Repeat every record below exactly, but leave out any pictures.
-- Start DATASET RECORDS --
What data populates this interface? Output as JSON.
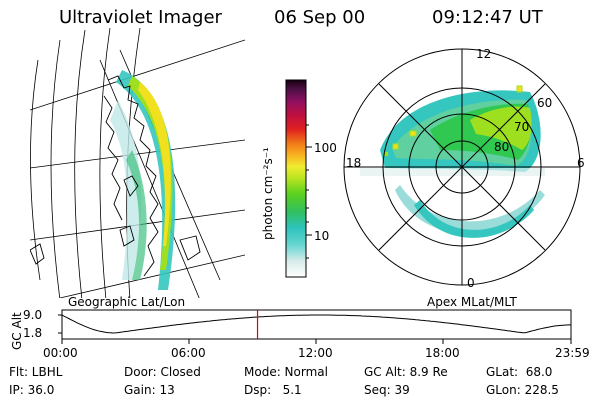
{
  "header": {
    "instrument": "Ultraviolet Imager",
    "date": "06 Sep 00",
    "time": "09:12:47 UT"
  },
  "colorbar": {
    "unit_label": "photon cm⁻²s⁻¹",
    "ticks": [
      "100",
      "10"
    ],
    "scale": "log"
  },
  "polar_plot": {
    "mlt_labels": {
      "top": "12",
      "left": "18",
      "right": "6",
      "bottom": "0"
    },
    "lat_labels": [
      "60",
      "70",
      "80"
    ]
  },
  "map_labels": {
    "left": "Geographic Lat/Lon",
    "right": "Apex MLat/MLT"
  },
  "timeline": {
    "y_label": "GC Alt",
    "y_ticks": [
      "9.0",
      "1.8"
    ],
    "x_ticks": [
      "00:00",
      "06:00",
      "12:00",
      "18:00",
      "23:59"
    ],
    "marker_time": "09:12:47",
    "marker_color": "#dd0000"
  },
  "status": {
    "filter": "Flt: LBHL",
    "ip": "IP: 36.0",
    "door": "Door: Closed",
    "gain": "Gain: 13",
    "mode": "Mode: Normal",
    "dsp": "Dsp:   5.1",
    "gc_alt": "GC Alt: 8.9 Re",
    "seq": "Seq: 39",
    "glat": "GLat:  68.0",
    "glon": "GLon: 228.5"
  },
  "colors": {
    "aurora_low": "#35c6c0",
    "aurora_mid": "#9ee020",
    "aurora_high": "#f0e020",
    "colorbar_stops": [
      "#ffffff",
      "#e8f0f0",
      "#6ad6d2",
      "#2ec2bc",
      "#30c050",
      "#4ad020",
      "#9ae020",
      "#e8e820",
      "#f8b020",
      "#f07818",
      "#e02020",
      "#c01030",
      "#a01060",
      "#70105a",
      "#501048",
      "#200018"
    ]
  }
}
-- End DATASET RECORDS --
### CORRECT RESPONSE
What data populates this interface? Output as JSON.
{
  "header": {
    "instrument": "Ultraviolet Imager",
    "date": "06 Sep 00",
    "time": "09:12:47 UT"
  },
  "colorbar": {
    "unit_label": "photon cm⁻²s⁻¹",
    "ticks": [
      "100",
      "10"
    ],
    "scale": "log"
  },
  "polar_plot": {
    "mlt_labels": {
      "top": "12",
      "left": "18",
      "right": "6",
      "bottom": "0"
    },
    "lat_labels": [
      "60",
      "70",
      "80"
    ]
  },
  "map_labels": {
    "left": "Geographic Lat/Lon",
    "right": "Apex MLat/MLT"
  },
  "timeline": {
    "y_label": "GC Alt",
    "y_ticks": [
      "9.0",
      "1.8"
    ],
    "x_ticks": [
      "00:00",
      "06:00",
      "12:00",
      "18:00",
      "23:59"
    ],
    "marker_time": "09:12:47",
    "marker_color": "#dd0000"
  },
  "status": {
    "filter": "Flt: LBHL",
    "ip": "IP: 36.0",
    "door": "Door: Closed",
    "gain": "Gain: 13",
    "mode": "Mode: Normal",
    "dsp": "Dsp:   5.1",
    "gc_alt": "GC Alt: 8.9 Re",
    "seq": "Seq: 39",
    "glat": "GLat:  68.0",
    "glon": "GLon: 228.5"
  },
  "colors": {
    "aurora_low": "#35c6c0",
    "aurora_mid": "#9ee020",
    "aurora_high": "#f0e020",
    "colorbar_stops": [
      "#ffffff",
      "#e8f0f0",
      "#6ad6d2",
      "#2ec2bc",
      "#30c050",
      "#4ad020",
      "#9ae020",
      "#e8e820",
      "#f8b020",
      "#f07818",
      "#e02020",
      "#c01030",
      "#a01060",
      "#70105a",
      "#501048",
      "#200018"
    ]
  }
}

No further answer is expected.